===== DATASET ROWS
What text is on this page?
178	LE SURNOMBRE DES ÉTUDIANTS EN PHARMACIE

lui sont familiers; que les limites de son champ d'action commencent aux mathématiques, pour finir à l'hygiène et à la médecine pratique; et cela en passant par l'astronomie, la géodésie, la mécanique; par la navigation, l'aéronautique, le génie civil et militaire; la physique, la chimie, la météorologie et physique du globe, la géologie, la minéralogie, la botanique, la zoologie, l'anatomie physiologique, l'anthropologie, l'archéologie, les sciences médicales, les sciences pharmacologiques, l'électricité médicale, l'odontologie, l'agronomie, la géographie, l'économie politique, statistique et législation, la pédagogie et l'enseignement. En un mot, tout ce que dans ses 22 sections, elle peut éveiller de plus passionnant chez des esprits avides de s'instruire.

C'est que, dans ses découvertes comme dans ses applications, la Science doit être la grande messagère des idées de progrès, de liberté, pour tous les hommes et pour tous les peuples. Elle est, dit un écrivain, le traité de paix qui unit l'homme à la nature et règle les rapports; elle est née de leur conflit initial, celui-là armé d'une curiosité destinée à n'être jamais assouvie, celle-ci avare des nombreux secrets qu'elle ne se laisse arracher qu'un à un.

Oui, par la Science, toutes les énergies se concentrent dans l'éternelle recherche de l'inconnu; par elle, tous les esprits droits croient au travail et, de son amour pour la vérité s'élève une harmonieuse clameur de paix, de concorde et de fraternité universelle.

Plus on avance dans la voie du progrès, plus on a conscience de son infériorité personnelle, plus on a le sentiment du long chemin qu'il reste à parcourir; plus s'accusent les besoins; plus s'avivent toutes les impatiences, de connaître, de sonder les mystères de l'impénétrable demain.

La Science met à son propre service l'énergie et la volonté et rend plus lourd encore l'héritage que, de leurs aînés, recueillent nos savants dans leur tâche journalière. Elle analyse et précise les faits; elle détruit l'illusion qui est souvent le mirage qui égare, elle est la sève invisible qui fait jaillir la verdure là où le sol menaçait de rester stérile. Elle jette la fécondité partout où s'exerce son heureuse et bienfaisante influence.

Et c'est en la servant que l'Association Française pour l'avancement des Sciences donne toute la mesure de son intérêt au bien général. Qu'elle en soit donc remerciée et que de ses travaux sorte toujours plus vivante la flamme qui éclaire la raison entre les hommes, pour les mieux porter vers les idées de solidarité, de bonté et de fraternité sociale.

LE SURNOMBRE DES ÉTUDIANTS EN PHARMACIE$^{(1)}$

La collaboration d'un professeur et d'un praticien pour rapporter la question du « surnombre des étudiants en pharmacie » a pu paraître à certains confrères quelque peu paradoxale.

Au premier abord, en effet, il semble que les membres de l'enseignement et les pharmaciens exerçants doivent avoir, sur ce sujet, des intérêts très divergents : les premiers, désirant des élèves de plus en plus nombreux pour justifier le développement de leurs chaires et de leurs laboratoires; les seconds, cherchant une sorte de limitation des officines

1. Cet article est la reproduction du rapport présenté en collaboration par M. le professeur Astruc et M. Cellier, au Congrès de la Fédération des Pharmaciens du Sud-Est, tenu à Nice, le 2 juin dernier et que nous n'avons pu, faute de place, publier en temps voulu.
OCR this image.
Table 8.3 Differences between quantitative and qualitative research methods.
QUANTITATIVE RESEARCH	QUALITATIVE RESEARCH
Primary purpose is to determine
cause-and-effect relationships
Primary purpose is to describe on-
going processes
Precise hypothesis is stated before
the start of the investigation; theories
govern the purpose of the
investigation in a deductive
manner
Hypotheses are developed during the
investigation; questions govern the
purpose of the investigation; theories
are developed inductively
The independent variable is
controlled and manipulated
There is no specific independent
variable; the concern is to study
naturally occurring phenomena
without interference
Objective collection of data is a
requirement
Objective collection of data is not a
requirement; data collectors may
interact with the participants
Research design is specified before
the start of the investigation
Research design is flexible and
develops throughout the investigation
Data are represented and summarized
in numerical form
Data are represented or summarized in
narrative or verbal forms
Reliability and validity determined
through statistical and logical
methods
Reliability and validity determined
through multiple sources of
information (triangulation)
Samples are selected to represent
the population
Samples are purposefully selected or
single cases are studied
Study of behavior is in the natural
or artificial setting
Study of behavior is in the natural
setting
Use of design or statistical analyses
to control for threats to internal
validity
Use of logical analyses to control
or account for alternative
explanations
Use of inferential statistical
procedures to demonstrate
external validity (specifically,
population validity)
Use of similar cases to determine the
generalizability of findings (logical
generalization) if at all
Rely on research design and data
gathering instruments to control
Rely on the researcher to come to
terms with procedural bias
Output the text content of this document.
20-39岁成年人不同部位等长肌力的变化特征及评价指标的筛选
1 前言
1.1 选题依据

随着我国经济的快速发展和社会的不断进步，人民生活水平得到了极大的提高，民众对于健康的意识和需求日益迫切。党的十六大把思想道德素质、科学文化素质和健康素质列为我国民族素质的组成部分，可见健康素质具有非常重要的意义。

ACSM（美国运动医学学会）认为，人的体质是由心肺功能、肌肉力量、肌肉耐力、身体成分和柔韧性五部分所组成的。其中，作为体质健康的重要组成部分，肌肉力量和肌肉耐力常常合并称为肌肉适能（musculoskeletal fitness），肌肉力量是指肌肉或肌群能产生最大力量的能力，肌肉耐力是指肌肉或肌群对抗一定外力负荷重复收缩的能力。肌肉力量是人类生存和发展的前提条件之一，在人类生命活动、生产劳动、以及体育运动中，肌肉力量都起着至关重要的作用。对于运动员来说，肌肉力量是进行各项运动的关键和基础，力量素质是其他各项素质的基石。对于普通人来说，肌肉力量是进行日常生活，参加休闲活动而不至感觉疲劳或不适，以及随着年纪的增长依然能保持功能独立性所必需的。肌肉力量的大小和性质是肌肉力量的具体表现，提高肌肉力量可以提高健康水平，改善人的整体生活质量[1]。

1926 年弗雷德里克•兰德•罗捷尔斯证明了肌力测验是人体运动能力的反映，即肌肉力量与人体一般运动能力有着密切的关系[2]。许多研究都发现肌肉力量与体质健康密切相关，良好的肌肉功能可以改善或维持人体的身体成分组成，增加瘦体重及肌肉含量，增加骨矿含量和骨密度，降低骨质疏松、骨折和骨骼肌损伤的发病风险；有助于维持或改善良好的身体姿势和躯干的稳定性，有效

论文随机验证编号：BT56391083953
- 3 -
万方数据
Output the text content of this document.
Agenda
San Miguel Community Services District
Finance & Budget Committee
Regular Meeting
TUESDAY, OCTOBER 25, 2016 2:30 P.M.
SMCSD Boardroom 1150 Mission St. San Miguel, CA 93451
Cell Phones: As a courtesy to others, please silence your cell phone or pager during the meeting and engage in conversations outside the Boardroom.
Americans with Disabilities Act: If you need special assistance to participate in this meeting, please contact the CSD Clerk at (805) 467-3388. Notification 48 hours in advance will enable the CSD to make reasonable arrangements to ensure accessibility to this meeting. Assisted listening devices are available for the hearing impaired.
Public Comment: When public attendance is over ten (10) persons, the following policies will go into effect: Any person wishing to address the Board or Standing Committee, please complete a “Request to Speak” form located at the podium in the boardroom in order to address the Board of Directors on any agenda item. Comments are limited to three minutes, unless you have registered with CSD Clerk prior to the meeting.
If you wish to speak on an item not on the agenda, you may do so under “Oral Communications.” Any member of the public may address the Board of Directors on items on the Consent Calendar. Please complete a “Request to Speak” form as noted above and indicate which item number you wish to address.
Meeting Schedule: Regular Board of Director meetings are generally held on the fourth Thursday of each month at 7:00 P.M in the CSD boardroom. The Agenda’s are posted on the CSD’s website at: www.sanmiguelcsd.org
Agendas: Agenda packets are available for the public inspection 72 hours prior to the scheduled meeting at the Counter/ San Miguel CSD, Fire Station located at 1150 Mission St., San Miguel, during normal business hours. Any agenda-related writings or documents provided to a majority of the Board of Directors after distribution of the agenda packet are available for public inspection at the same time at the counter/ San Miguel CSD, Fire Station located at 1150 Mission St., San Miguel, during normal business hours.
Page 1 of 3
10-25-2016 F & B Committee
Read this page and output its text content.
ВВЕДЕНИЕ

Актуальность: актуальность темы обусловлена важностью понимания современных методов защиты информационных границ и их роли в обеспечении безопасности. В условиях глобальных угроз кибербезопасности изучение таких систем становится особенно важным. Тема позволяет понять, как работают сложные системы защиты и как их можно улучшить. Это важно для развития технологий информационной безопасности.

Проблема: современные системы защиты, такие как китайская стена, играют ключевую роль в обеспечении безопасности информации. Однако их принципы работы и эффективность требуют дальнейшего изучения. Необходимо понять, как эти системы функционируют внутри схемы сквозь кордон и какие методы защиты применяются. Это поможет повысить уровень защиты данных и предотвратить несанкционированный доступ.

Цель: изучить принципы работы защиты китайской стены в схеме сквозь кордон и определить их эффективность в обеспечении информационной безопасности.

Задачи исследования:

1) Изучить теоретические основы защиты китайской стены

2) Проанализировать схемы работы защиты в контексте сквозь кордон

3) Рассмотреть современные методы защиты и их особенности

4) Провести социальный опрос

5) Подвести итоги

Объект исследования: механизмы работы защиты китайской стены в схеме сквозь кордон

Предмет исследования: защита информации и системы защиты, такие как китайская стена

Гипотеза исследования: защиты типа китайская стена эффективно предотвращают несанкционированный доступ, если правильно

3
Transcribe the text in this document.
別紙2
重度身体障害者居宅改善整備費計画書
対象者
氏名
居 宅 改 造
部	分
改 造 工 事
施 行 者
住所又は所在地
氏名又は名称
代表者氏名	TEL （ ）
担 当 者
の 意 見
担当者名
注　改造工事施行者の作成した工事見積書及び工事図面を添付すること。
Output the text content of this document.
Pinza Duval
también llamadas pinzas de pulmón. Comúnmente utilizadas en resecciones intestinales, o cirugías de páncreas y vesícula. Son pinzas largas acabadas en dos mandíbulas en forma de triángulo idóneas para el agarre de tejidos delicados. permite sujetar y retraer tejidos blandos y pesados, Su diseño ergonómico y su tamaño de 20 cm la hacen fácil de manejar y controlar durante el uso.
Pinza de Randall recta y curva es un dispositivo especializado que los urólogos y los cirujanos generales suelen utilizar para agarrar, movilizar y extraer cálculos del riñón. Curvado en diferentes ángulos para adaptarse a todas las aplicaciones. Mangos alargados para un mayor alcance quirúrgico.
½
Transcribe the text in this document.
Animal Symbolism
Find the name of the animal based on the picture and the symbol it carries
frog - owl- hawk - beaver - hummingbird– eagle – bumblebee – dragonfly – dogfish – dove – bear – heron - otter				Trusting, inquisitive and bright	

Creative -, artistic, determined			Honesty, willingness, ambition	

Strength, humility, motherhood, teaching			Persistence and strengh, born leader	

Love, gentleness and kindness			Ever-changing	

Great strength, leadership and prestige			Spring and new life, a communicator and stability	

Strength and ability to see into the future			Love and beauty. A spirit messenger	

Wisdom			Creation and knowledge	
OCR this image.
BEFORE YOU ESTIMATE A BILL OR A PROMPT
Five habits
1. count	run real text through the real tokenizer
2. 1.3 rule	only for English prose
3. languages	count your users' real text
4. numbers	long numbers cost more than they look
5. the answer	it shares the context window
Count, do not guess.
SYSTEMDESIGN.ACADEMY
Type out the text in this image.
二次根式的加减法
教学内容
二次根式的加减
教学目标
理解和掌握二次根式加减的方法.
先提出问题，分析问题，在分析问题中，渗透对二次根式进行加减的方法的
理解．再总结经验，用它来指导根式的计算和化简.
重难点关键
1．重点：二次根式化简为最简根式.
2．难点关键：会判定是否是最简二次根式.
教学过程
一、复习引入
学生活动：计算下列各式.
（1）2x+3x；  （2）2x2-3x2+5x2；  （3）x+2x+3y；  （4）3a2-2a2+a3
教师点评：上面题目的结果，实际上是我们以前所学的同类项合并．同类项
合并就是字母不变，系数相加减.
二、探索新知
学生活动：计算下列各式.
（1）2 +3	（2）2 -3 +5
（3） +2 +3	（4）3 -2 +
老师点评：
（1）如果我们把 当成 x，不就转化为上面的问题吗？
==========
Beginning at the line that contains "Type out the text in this image.", retype each line of the listing up to and including the last one, exactly as it stands, and nothing else.

▶ RESPONSE
Type out the text in this image.
二次根式的加减法
教学内容
二次根式的加减
教学目标
理解和掌握二次根式加减的方法.
先提出问题，分析问题，在分析问题中，渗透对二次根式进行加减的方法的
理解．再总结经验，用它来指导根式的计算和化简.
重难点关键
1．重点：二次根式化简为最简根式.
2．难点关键：会判定是否是最简二次根式.
教学过程
一、复习引入
学生活动：计算下列各式.
（1）2x+3x；  （2）2x2-3x2+5x2；  （3）x+2x+3y；  （4）3a2-2a2+a3
教师点评：上面题目的结果，实际上是我们以前所学的同类项合并．同类项
合并就是字母不变，系数相加减.
二、探索新知
学生活动：计算下列各式.
（1）2 +3	（2）2 -3 +5
（3） +2 +3	（4）3 -2 +
老师点评：
（1）如果我们把 当成 x，不就转化为上面的问题吗？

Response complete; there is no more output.